▸ **Exercise directions**:
Here are some records; copy every line that holds the word "configuration".

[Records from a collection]
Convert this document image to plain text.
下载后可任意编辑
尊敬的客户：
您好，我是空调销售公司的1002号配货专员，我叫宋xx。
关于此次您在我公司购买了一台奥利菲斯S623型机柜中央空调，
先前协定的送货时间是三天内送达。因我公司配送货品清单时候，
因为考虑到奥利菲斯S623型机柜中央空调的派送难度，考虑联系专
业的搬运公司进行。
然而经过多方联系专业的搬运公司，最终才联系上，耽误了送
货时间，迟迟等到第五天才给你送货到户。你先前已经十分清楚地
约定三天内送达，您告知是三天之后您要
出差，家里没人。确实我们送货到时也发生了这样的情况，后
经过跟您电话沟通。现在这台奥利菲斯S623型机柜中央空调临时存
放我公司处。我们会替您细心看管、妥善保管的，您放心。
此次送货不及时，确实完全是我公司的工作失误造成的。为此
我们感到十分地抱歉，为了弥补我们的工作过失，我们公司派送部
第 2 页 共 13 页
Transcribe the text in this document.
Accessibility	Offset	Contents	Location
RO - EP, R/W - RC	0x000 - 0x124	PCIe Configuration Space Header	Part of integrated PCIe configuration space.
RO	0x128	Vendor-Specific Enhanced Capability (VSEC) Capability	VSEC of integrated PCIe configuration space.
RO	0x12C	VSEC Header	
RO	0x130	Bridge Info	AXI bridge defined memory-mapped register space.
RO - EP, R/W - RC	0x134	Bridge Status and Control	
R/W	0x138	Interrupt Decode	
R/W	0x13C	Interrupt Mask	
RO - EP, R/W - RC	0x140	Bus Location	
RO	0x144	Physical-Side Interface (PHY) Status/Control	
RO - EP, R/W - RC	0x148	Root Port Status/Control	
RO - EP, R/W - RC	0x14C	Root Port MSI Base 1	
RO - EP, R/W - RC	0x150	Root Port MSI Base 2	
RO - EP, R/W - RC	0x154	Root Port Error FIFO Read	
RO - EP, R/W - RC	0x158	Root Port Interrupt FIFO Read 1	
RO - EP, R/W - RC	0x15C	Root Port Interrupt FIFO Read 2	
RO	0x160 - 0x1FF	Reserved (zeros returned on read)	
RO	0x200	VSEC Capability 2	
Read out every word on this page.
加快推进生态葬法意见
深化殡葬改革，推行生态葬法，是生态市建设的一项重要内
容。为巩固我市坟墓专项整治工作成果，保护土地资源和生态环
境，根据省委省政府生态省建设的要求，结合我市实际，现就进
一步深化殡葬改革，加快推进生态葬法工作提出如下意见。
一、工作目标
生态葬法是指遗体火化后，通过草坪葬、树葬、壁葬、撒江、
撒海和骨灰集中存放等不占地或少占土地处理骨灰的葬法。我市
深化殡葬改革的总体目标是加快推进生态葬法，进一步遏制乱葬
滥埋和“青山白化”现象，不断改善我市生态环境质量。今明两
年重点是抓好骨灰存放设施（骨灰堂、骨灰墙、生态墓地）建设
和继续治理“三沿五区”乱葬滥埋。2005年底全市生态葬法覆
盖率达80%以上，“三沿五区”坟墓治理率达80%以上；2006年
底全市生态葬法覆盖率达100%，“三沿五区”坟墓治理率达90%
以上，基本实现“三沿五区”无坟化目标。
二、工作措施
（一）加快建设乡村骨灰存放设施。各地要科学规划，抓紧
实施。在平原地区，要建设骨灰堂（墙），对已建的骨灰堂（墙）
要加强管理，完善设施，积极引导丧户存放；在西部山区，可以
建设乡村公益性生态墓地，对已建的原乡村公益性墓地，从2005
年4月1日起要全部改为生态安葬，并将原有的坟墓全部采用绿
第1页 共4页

▸ **Problem solution**:
RO - EP, R/W - RC	0x000 - 0x124	PCIe Configuration Space Header	Part of integrated PCIe configuration space.
RO	0x128	Vendor-Specific Enhanced Capability (VSEC) Capability	VSEC of integrated PCIe configuration space.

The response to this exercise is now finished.